• [Exercise instructions]: Write the material out again exactly as it stands.

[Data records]
◆ ◆ ◆
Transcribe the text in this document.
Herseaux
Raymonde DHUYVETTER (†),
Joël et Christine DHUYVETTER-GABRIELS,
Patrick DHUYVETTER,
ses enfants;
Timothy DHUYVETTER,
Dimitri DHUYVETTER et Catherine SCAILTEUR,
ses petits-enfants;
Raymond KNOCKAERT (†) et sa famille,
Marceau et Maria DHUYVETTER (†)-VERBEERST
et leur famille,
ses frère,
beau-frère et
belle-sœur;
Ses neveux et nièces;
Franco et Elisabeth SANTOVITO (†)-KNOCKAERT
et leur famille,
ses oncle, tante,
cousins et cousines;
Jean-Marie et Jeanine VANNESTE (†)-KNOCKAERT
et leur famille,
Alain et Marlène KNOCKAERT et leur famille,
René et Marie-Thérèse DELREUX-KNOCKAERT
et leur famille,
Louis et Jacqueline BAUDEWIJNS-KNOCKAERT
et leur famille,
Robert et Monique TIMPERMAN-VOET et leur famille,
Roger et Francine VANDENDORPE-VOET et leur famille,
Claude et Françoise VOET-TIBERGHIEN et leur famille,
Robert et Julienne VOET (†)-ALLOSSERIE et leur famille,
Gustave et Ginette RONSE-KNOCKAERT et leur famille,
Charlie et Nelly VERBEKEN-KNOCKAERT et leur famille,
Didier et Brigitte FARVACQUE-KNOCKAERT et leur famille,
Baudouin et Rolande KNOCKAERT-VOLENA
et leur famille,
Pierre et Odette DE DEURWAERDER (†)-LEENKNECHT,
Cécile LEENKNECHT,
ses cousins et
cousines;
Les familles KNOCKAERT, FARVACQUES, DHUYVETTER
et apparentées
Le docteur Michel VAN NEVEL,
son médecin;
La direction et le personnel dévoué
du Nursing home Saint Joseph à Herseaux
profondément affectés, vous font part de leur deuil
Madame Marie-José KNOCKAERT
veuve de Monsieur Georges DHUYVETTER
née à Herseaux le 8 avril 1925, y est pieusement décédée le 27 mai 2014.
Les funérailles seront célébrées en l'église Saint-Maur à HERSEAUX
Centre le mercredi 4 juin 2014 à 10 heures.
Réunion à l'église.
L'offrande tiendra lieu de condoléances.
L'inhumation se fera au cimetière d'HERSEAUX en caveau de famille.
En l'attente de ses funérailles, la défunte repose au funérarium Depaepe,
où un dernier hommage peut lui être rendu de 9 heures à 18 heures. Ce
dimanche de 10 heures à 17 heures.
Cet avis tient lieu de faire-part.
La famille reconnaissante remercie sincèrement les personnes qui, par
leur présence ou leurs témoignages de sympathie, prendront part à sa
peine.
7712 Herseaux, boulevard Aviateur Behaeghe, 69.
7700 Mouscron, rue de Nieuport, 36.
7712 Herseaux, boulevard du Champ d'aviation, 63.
◆ ◆ ◆
• [Written answer]:
Transcribe the text in this document.
Herseaux
Raymonde DHUYVETTER (†),
Joël et Christine DHUYVETTER-GABRIELS,
Patrick DHUYVETTER,
ses enfants;
Timothy DHUYVETTER,
Dimitri DHUYVETTER et Catherine SCAILTEUR,
ses petits-enfants;
Raymond KNOCKAERT (†) et sa famille,
Marceau et Maria DHUYVETTER (†)-VERBEERST
et leur famille,
ses frère,
beau-frère et
belle-sœur;
Ses neveux et nièces;
Franco et Elisabeth SANTOVITO (†)-KNOCKAERT
et leur famille,
ses oncle, tante,
cousins et cousines;
Jean-Marie et Jeanine VANNESTE (†)-KNOCKAERT
et leur famille,
Alain et Marlène KNOCKAERT et leur famille,
René et Marie-Thérèse DELREUX-KNOCKAERT
et leur famille,
Louis et Jacqueline BAUDEWIJNS-KNOCKAERT
et leur famille,
Robert et Monique TIMPERMAN-VOET et leur famille,
Roger et Francine VANDENDORPE-VOET et leur famille,
Claude et Françoise VOET-TIBERGHIEN et leur famille,
Robert et Julienne VOET (†)-ALLOSSERIE et leur famille,
Gustave et Ginette RONSE-KNOCKAERT et leur famille,
Charlie et Nelly VERBEKEN-KNOCKAERT et leur famille,
Didier et Brigitte FARVACQUE-KNOCKAERT et leur famille,
Baudouin et Rolande KNOCKAERT-VOLENA
et leur famille,
Pierre et Odette DE DEURWAERDER (†)-LEENKNECHT,
Cécile LEENKNECHT,
ses cousins et
cousines;
Les familles KNOCKAERT, FARVACQUES, DHUYVETTER
et apparentées
Le docteur Michel VAN NEVEL,
son médecin;
La direction et le personnel dévoué
du Nursing home Saint Joseph à Herseaux
profondément affectés, vous font part de leur deuil
Madame Marie-José KNOCKAERT
veuve de Monsieur Georges DHUYVETTER
née à Herseaux le 8 avril 1925, y est pieusement décédée le 27 mai 2014.
Les funérailles seront célébrées en l'église Saint-Maur à HERSEAUX
Centre le mercredi 4 juin 2014 à 10 heures.
Réunion à l'église.
L'offrande tiendra lieu de condoléances.
L'inhumation se fera au cimetière d'HERSEAUX en caveau de famille.
En l'attente de ses funérailles, la défunte repose au funérarium Depaepe,
où un dernier hommage peut lui être rendu de 9 heures à 18 heures. Ce
dimanche de 10 heures à 17 heures.
Cet avis tient lieu de faire-part.
La famille reconnaissante remercie sincèrement les personnes qui, par
leur présence ou leurs témoignages de sympathie, prendront part à sa
peine.
7712 Herseaux, boulevard Aviateur Behaeghe, 69.
7700 Mouscron, rue de Nieuport, 36.
7712 Herseaux, boulevard du Champ d'aviation, 63.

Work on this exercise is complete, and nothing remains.